Copy each line that contains the string "dalších".

>> Begin INPUT DATA

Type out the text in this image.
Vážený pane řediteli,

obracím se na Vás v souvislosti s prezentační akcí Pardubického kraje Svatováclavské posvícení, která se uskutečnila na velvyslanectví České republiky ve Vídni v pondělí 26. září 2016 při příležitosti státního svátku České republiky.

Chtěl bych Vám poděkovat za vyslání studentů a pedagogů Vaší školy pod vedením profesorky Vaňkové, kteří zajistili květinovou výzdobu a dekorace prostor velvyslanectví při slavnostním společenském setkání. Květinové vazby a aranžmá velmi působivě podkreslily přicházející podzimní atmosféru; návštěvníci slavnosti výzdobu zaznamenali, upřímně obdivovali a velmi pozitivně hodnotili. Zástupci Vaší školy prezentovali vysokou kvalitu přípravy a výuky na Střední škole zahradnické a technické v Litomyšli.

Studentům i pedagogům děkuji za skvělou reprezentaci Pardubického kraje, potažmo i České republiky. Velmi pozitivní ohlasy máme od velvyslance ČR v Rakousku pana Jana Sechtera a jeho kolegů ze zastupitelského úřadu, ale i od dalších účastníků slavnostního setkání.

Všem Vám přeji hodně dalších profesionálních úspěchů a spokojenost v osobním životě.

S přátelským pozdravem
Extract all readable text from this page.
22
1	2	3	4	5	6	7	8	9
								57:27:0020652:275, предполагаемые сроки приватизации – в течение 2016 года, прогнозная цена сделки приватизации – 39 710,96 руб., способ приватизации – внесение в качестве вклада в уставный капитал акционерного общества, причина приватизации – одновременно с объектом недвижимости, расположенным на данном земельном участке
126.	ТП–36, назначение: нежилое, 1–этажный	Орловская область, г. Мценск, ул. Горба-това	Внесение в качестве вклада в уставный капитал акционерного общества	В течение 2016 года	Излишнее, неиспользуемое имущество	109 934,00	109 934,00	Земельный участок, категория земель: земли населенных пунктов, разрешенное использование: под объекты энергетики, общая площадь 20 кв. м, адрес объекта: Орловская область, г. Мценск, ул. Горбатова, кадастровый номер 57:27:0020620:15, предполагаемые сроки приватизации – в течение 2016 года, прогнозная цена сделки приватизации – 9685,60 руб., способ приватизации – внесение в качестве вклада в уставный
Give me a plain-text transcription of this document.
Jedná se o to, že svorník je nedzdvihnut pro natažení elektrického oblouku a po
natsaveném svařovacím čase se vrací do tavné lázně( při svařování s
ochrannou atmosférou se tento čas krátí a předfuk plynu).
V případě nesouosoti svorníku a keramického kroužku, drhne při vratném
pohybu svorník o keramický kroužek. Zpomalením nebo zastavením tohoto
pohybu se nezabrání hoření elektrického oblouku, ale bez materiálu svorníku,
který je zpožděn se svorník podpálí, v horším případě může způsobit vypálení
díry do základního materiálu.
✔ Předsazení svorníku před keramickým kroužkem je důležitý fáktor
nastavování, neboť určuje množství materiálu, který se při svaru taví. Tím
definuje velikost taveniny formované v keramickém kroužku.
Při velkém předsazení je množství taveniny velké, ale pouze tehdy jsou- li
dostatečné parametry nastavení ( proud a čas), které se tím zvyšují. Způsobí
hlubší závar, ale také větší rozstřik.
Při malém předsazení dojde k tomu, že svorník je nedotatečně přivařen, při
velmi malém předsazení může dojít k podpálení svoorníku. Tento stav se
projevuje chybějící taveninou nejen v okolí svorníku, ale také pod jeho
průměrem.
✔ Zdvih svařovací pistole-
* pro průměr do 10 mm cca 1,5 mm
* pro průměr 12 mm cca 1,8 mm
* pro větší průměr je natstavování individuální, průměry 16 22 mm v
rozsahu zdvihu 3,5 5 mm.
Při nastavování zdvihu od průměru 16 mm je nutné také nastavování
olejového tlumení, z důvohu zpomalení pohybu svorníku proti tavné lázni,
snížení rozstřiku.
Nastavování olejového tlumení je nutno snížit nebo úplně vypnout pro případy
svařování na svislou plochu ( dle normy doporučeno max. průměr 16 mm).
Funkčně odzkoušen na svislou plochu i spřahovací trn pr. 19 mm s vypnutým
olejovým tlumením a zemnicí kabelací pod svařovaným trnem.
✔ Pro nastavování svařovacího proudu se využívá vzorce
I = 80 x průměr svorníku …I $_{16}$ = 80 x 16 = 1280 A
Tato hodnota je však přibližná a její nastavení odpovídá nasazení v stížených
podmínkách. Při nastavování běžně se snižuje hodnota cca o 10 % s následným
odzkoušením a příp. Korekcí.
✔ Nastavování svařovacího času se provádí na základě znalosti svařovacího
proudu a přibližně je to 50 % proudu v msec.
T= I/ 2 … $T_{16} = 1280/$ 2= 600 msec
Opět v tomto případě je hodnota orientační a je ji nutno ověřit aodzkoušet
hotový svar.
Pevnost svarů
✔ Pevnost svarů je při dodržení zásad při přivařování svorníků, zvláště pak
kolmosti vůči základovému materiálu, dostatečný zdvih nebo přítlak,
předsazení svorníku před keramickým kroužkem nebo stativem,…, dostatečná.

>> End INPUT DATA

■ SOLUTION TO THIS EXERCISE:
Studentům i pedagogům děkuji za skvělou reprezentaci Pardubického kraje, potažmo i České republiky. Velmi pozitivní ohlasy máme od velvyslance ČR v Rakousku pana Jana Sechtera a jeho kolegů ze zastupitelského úřadu, ale i od dalších účastníků slavnostního setkání.
Všem Vám přeji hodně dalších profesionálních úspěchů a spokojenost v osobním životě.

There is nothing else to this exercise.